● **DESCRIPTION OF THE TASK**: Reproduce the records below exactly as they appear.

● **DATA SHOWN**:

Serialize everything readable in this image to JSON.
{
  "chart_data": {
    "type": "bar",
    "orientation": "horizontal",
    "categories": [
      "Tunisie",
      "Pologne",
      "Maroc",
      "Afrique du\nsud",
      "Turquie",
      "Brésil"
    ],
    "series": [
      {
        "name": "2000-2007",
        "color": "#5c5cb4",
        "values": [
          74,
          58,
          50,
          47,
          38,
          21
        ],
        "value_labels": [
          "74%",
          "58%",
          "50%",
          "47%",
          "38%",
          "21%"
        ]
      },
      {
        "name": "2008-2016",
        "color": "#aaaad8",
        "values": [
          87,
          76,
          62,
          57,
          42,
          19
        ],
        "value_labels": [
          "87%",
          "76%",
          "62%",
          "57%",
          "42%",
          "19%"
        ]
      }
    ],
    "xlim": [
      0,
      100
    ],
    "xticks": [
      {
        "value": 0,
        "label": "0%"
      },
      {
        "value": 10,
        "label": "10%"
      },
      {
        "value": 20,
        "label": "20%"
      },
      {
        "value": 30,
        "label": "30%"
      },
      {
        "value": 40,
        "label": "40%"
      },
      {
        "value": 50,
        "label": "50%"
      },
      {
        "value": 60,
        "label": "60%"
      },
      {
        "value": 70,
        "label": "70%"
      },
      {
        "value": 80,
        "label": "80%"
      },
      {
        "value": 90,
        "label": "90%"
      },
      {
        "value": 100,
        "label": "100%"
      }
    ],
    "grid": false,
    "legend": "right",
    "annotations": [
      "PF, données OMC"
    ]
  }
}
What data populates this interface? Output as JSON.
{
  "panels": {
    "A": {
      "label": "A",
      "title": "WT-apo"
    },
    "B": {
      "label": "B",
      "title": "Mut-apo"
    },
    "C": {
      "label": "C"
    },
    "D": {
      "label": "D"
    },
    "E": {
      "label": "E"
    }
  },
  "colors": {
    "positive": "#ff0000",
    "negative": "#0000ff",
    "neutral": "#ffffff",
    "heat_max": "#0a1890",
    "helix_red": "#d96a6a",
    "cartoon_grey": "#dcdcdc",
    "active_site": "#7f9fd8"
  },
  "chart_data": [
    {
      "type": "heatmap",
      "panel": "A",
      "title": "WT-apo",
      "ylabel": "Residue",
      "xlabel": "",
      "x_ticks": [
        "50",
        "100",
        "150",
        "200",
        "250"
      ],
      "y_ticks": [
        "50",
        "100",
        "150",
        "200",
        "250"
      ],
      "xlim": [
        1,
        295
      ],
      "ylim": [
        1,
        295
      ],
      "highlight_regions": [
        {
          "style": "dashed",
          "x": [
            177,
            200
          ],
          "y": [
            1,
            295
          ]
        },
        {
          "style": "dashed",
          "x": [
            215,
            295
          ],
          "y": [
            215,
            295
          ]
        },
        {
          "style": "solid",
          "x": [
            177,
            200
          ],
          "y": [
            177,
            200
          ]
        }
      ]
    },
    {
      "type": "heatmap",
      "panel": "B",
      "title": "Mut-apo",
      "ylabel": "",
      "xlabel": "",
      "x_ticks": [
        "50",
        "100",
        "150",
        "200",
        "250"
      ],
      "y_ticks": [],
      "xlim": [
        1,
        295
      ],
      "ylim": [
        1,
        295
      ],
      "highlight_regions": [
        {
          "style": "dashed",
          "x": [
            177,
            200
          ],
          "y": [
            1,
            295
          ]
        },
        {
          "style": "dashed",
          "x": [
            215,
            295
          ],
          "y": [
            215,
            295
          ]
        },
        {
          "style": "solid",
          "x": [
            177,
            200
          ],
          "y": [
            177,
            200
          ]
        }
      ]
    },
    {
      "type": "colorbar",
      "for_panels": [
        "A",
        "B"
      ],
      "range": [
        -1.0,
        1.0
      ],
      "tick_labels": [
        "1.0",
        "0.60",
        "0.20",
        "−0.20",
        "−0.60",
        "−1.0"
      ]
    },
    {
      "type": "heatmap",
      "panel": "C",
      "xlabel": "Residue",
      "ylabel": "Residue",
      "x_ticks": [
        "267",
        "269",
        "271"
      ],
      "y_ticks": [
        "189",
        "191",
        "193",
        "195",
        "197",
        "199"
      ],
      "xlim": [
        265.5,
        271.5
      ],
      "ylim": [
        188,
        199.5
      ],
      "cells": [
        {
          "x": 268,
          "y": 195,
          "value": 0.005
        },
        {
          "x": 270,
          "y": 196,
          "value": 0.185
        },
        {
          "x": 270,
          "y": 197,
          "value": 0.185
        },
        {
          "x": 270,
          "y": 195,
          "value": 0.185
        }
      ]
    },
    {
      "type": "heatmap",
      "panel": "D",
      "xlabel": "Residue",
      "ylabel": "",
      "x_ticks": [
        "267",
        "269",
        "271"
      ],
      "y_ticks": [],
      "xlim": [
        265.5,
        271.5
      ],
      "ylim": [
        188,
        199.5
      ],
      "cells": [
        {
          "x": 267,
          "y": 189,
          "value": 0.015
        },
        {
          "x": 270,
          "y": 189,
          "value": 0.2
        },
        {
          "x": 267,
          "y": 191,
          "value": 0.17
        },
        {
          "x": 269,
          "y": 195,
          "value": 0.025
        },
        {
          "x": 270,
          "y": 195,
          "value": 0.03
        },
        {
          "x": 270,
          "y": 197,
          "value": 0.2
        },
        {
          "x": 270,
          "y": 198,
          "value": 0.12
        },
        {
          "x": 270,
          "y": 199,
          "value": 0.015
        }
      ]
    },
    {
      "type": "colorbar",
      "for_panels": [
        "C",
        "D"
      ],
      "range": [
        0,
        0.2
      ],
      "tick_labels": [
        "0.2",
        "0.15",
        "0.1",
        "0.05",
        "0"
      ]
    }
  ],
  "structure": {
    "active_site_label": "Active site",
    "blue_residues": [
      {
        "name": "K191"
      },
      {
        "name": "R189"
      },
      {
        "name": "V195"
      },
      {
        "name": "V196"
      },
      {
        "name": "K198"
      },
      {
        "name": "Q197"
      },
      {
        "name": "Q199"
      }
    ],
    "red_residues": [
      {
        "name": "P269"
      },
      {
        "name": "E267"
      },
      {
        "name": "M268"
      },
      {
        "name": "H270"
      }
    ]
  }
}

● **EXERCISE RESPONSE**:
Serialize everything readable in this image to JSON.
{
  "chart_data": {
    "type": "bar",
    "orientation": "horizontal",
    "categories": [
      "Tunisie",
      "Pologne",
      "Maroc",
      "Afrique du\nsud",
      "Turquie",
      "Brésil"
    ],
    "series": [
      {
        "name": "2000-2007",
        "color": "#5c5cb4",
        "values": [
          74,
          58,
          50,
          47,
          38,
          21
        ],
        "value_labels": [
          "74%",
          "58%",
          "50%",
          "47%",
          "38%",
          "21%"
        ]
      },
      {
        "name": "2008-2016",
        "color": "#aaaad8",
        "values": [
          87,
          76,
          62,
          57,
          42,
          19
        ],
        "value_labels": [
          "87%",
          "76%",
          "62%",
          "57%",
          "42%",
          "19%"
        ]
      }
    ],
    "xlim": [
      0,
      100
    ],
    "xticks": [
      {
        "value": 0,
        "label": "0%"
      },
      {
        "value": 10,
        "label": "10%"
      },
      {
        "value": 20,
        "label": "20%"
      },
      {
        "value": 30,
        "label": "30%"
      },
      {
        "value": 40,
        "label": "40%"
      },
      {
        "value": 50,
        "label": "50%"
      },
      {
        "value": 60,
        "label": "60%"
      },
      {
        "value": 70,
        "label": "70%"
      },
      {
        "value": 80,
        "label": "80%"
      },
      {
        "value": 90,
        "label": "90%"
      },
      {
        "value": 100,
        "label": "100%"
      }
    ],
    "grid": false,
    "legend": "right",
    "annotations": [
      "PF, données OMC"
    ]
  }
}
What data populates this interface? Output as JSON.
{
  "panels": {
    "A": {
      "label": "A",
      "title": "WT-apo"
    },
    "B": {
      "label": "B",
      "title": "Mut-apo"
    },
    "C": {
      "label": "C"
    },
    "D": {
      "label": "D"
    },
    "E": {
      "label": "E"
    }
  },
  "colors": {
    "positive": "#ff0000",
    "negative": "#0000ff",
    "neutral": "#ffffff",
    "heat_max": "#0a1890",
    "helix_red": "#d96a6a",
    "cartoon_grey": "#dcdcdc",
    "active_site": "#7f9fd8"
  },
  "chart_data": [
    {
      "type": "heatmap",
      "panel": "A",
      "title": "WT-apo",
      "ylabel": "Residue",
      "xlabel": "",
      "x_ticks": [
        "50",
        "100",
        "150",
        "200",
        "250"
      ],
      "y_ticks": [
        "50",
        "100",
        "150",
        "200",
        "250"
      ],
      "xlim": [
        1,
        295
      ],
      "ylim": [
        1,
        295
      ],
      "highlight_regions": [
        {
          "style": "dashed",
          "x": [
            177,
            200
          ],
          "y": [
            1,
            295
          ]
        },
        {
          "style": "dashed",
          "x": [
            215,
            295
          ],
          "y": [
            215,
            295
          ]
        },
        {
          "style": "solid",
          "x": [
            177,
            200
          ],
          "y": [
            177,
            200
          ]
        }
      ]
    },
    {
      "type": "heatmap",
      "panel": "B",
      "title": "Mut-apo",
      "ylabel": "",
      "xlabel": "",
      "x_ticks": [
        "50",
        "100",
        "150",
        "200",
        "250"
      ],
      "y_ticks": [],
      "xlim": [
        1,
        295
      ],
      "ylim": [
        1,
        295
      ],
      "highlight_regions": [
        {
          "style": "dashed",
          "x": [
            177,
            200
          ],
          "y": [
            1,
            295
          ]
        },
        {
          "style": "dashed",
          "x": [
            215,
            295
          ],
          "y": [
            215,
            295
          ]
        },
        {
          "style": "solid",
          "x": [
            177,
            200
          ],
          "y": [
            177,
            200
          ]
        }
      ]
    },
    {
      "type": "colorbar",
      "for_panels": [
        "A",
        "B"
      ],
      "range": [
        -1.0,
        1.0
      ],
      "tick_labels": [
        "1.0",
        "0.60",
        "0.20",
        "−0.20",
        "−0.60",
        "−1.0"
      ]
    },
    {
      "type": "heatmap",
      "panel": "C",
      "xlabel": "Residue",
      "ylabel": "Residue",
      "x_ticks": [
        "267",
        "269",
        "271"
      ],
      "y_ticks": [
        "189",
        "191",
        "193",
        "195",
        "197",
        "199"
      ],
      "xlim": [
        265.5,
        271.5
      ],
      "ylim": [
        188,
        199.5
      ],
      "cells": [
        {
          "x": 268,
          "y": 195,
          "value": 0.005
        },
        {
          "x": 270,
          "y": 196,
          "value": 0.185
        },
        {
          "x": 270,
          "y": 197,
          "value": 0.185
        },
        {
          "x": 270,
          "y": 195,
          "value": 0.185
        }
      ]
    },
    {
      "type": "heatmap",
      "panel": "D",
      "xlabel": "Residue",
      "ylabel": "",
      "x_ticks": [
        "267",
        "269",
        "271"
      ],
      "y_ticks": [],
      "xlim": [
        265.5,
        271.5
      ],
      "ylim": [
        188,
        199.5
      ],
      "cells": [
        {
          "x": 267,
          "y": 189,
          "value": 0.015
        },
        {
          "x": 270,
          "y": 189,
          "value": 0.2
        },
        {
          "x": 267,
          "y": 191,
          "value": 0.17
        },
        {
          "x": 269,
          "y": 195,
          "value": 0.025
        },
        {
          "x": 270,
          "y": 195,
          "value": 0.03
        },
        {
          "x": 270,
          "y": 197,
          "value": 0.2
        },
        {
          "x": 270,
          "y": 198,
          "value": 0.12
        },
        {
          "x": 270,
          "y": 199,
          "value": 0.015
        }
      ]
    },
    {
      "type": "colorbar",
      "for_panels": [
        "C",
        "D"
      ],
      "range": [
        0,
        0.2
      ],
      "tick_labels": [
        "0.2",
        "0.15",
        "0.1",
        "0.05",
        "0"
      ]
    }
  ],
  "structure": {
    "active_site_label": "Active site",
    "blue_residues": [
      {
        "name": "K191"
      },
      {
        "name": "R189"
      },
      {
        "name": "V195"
      },
      {
        "name": "V196"
      },
      {
        "name": "K198"
      },
      {
        "name": "Q197"
      },
      {
        "name": "Q199"
      }
    ],
    "red_residues": [
      {
        "name": "P269"
      },
      {
        "name": "E267"
      },
      {
        "name": "M268"
      },
      {
        "name": "H270"
      }
    ]
  }
}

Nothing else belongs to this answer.